Structured figure records:

----------------

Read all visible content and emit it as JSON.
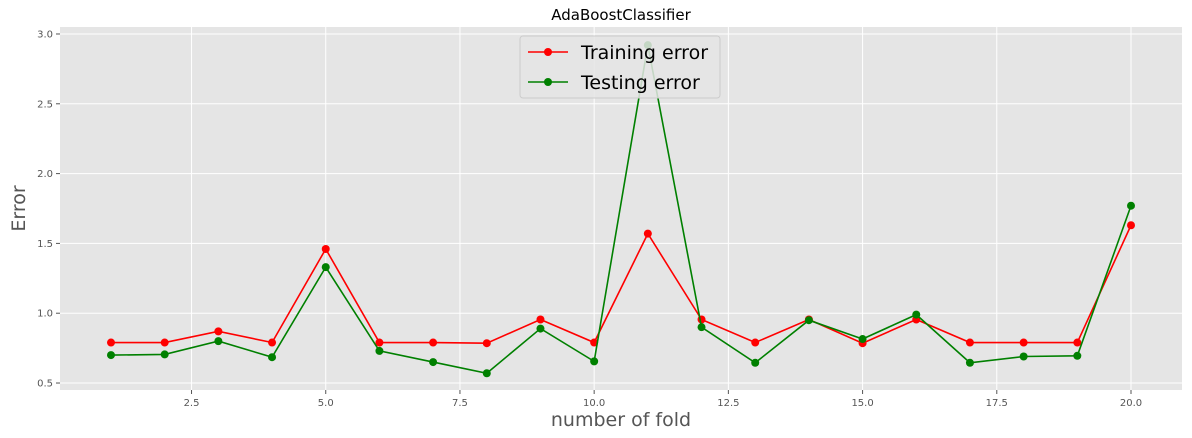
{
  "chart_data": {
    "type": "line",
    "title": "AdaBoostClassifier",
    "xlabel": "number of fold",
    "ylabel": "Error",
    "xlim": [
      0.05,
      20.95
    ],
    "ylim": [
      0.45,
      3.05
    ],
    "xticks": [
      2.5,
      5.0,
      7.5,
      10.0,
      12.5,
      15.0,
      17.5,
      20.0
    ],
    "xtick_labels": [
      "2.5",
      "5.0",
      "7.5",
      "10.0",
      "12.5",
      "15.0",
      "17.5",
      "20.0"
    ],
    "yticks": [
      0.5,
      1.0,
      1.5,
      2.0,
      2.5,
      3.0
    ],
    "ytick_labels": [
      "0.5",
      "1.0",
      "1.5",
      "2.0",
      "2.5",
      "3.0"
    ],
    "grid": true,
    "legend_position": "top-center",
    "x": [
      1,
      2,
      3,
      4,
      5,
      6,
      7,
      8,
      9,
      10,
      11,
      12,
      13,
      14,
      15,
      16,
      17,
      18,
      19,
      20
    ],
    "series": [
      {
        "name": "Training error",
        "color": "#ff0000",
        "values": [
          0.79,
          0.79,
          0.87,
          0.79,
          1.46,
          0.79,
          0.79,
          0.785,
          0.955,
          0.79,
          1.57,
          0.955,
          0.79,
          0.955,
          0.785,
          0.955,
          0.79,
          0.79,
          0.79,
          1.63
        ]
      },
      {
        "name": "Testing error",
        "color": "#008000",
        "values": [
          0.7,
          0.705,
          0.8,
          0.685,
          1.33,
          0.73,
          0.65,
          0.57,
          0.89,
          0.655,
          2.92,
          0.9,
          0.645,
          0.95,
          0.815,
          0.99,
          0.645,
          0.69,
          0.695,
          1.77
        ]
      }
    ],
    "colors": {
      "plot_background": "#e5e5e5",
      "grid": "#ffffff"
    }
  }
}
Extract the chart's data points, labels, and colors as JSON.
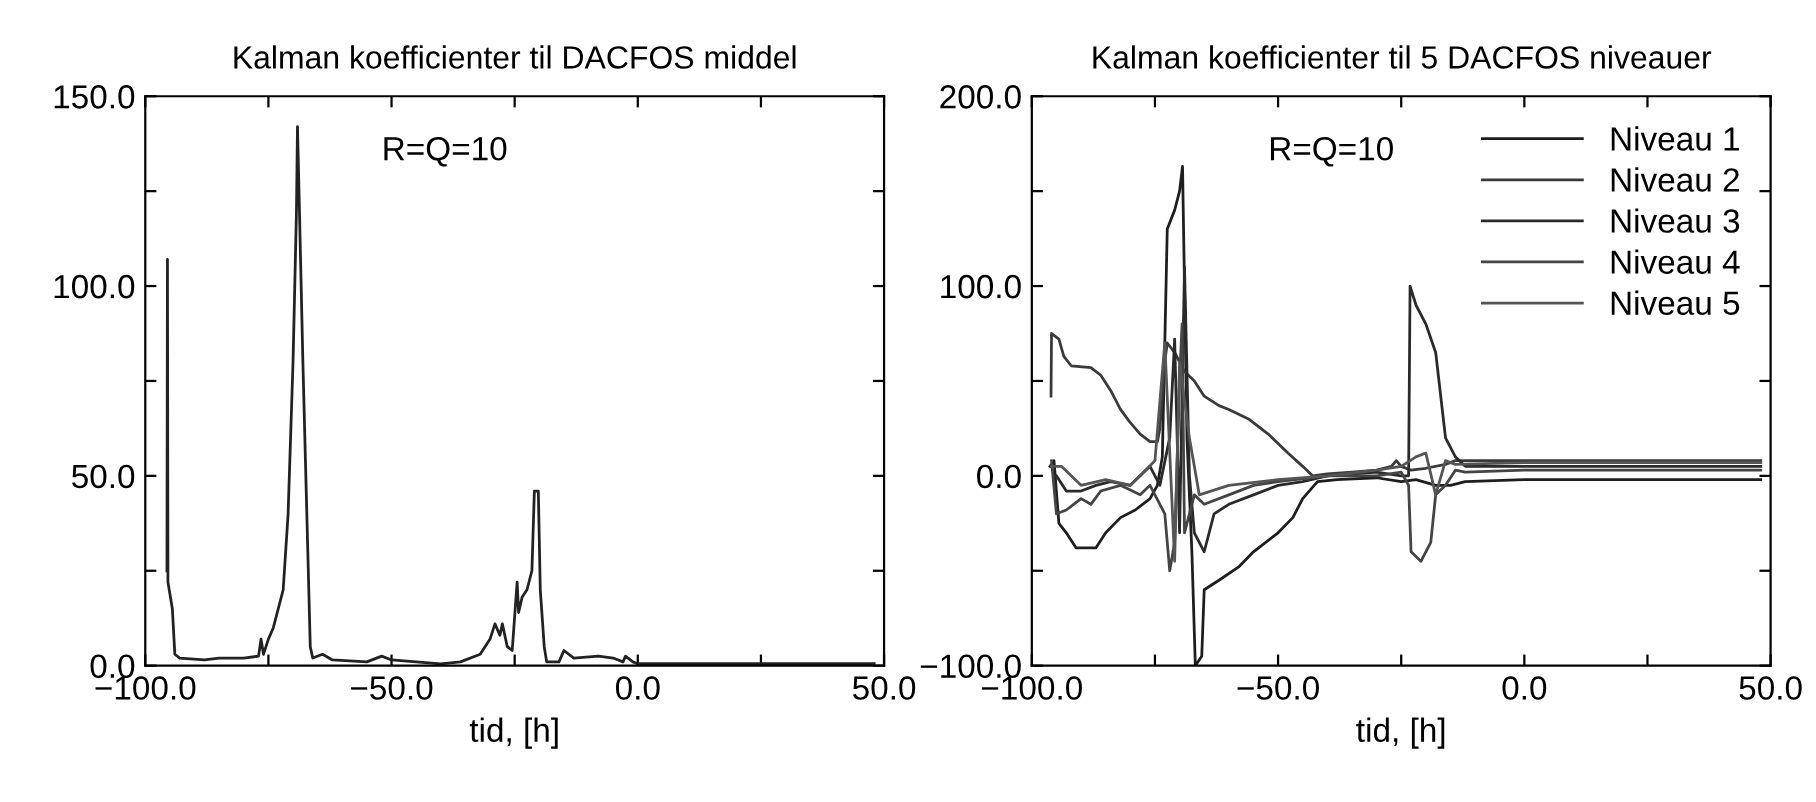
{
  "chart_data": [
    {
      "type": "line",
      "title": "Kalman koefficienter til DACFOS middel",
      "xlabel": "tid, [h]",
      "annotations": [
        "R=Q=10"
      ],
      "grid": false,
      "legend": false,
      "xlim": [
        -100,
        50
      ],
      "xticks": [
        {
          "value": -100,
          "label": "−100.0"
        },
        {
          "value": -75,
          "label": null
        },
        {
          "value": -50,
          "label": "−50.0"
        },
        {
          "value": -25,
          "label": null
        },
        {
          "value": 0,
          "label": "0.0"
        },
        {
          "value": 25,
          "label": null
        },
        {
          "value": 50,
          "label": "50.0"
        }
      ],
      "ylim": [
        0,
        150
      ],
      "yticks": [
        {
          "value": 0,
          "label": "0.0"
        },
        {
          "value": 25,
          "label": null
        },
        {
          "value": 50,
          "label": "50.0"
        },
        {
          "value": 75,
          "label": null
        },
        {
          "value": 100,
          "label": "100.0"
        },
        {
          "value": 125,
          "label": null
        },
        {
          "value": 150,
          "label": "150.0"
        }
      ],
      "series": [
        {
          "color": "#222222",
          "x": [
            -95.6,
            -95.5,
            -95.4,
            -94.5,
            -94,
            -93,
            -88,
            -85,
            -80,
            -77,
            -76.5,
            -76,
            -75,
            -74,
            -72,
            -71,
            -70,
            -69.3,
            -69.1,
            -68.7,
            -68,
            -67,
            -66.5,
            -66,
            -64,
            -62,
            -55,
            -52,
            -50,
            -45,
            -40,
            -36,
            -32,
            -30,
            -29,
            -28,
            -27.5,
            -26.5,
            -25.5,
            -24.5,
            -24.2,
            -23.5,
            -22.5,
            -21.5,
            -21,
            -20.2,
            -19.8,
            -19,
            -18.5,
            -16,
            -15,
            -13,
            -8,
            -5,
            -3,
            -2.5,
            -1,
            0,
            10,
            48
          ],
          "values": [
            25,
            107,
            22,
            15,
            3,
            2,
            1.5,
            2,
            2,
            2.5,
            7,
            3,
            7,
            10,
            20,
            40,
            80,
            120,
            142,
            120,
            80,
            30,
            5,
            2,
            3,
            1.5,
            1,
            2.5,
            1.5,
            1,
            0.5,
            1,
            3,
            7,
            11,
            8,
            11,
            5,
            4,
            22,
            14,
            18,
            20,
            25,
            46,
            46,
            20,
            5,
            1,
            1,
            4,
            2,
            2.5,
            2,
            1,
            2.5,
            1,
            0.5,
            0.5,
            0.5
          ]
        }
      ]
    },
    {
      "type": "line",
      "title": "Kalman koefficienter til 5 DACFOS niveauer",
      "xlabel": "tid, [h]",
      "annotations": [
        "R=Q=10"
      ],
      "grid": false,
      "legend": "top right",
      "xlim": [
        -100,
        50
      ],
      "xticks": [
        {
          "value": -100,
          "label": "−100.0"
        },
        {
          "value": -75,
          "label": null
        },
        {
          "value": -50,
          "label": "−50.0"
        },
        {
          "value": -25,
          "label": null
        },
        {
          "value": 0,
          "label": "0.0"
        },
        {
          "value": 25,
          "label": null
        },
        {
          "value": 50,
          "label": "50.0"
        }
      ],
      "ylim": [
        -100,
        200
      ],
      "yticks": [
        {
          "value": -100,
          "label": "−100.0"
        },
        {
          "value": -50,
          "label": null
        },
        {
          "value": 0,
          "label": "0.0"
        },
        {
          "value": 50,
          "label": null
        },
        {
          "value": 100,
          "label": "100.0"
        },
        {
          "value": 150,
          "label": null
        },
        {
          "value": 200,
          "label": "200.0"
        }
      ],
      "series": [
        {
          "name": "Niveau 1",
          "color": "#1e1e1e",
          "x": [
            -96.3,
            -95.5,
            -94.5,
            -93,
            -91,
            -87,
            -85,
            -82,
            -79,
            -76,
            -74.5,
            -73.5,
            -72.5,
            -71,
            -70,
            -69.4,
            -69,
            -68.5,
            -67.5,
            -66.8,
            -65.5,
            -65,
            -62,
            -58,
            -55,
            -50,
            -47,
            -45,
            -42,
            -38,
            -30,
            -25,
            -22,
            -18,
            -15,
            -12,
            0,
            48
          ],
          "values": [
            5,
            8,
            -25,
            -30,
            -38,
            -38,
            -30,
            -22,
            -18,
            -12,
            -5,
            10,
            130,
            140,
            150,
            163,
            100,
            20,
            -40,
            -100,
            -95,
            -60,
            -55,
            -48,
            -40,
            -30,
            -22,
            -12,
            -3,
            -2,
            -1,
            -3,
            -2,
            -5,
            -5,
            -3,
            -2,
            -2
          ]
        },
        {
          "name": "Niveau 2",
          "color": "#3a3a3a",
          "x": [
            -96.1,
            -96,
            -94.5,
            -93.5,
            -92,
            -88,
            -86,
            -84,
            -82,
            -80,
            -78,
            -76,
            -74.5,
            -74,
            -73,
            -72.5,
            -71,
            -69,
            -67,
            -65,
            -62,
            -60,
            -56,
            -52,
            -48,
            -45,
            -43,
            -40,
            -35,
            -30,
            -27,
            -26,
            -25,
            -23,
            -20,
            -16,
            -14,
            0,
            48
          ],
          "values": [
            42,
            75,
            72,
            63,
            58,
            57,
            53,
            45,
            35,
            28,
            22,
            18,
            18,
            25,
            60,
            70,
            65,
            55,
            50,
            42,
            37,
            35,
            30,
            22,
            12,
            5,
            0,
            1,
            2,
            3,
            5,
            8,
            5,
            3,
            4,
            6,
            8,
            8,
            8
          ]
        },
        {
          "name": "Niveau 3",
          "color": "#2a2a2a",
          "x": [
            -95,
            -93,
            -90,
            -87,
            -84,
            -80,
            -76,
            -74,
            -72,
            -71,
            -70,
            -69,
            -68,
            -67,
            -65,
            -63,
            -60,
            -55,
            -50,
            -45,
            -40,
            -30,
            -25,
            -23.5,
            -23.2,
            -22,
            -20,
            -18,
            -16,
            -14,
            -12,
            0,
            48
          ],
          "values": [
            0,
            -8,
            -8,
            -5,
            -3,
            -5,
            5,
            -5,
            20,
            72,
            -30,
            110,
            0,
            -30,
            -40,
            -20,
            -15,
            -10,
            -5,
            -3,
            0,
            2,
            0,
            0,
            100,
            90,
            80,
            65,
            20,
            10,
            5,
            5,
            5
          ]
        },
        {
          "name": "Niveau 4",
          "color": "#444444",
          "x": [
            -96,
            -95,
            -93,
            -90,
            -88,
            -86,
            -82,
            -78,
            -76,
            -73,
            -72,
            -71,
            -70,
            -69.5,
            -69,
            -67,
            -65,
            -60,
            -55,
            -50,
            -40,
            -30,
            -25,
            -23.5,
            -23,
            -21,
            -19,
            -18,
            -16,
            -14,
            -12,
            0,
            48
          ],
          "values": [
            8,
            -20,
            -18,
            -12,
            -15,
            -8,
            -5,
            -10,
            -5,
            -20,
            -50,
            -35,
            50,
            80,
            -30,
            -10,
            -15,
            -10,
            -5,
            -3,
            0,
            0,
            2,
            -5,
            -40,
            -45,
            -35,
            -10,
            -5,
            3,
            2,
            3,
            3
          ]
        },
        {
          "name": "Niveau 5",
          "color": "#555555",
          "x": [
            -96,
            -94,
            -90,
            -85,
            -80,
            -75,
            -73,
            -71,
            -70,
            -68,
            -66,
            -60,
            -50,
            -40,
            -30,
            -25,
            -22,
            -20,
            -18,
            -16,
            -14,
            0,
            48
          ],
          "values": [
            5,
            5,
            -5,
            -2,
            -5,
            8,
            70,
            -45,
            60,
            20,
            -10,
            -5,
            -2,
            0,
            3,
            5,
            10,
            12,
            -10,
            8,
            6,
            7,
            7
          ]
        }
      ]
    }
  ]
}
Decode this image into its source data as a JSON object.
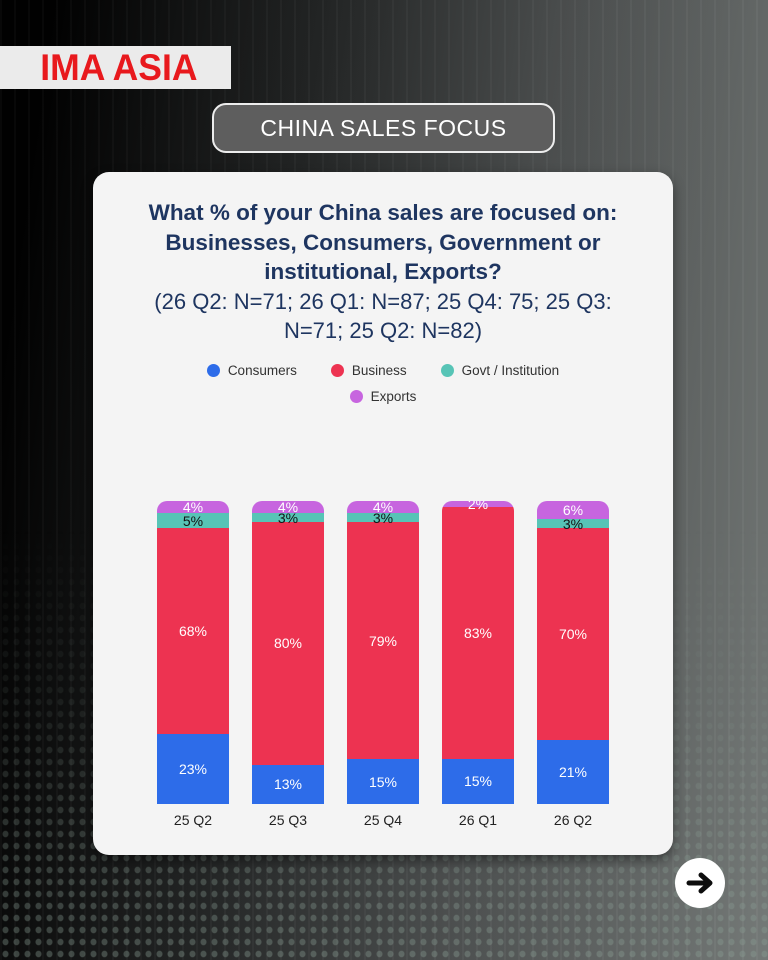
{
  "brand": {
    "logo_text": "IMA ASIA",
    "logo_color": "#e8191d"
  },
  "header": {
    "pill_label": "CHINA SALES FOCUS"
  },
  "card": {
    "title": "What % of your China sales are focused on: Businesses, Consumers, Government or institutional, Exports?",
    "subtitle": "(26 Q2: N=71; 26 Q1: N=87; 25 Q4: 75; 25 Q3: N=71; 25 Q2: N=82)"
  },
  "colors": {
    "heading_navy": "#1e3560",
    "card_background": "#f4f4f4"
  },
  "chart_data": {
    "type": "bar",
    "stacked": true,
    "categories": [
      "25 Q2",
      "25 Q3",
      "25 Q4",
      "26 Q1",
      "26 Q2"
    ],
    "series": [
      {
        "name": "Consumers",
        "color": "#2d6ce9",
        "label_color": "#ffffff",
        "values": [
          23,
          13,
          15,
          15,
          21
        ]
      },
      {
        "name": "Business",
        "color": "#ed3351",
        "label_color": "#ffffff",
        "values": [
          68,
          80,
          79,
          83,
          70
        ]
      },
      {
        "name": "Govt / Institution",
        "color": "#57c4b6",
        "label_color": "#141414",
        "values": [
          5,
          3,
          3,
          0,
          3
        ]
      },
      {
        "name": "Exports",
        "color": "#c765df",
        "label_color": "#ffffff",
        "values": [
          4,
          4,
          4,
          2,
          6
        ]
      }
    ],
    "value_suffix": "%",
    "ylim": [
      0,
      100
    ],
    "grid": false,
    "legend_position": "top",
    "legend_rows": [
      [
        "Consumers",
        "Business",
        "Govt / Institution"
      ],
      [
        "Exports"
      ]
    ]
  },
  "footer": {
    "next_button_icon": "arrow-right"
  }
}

----------------

DIRECTION: Only lines that contain the word "JSON" are wanted; copy each of them.

EXERCISE SOLUTION:
Read all visible content and emit it as JSON.
Extract the chart's data points, labels, and colors as JSON.
Decode this image into its source data as a JSON object.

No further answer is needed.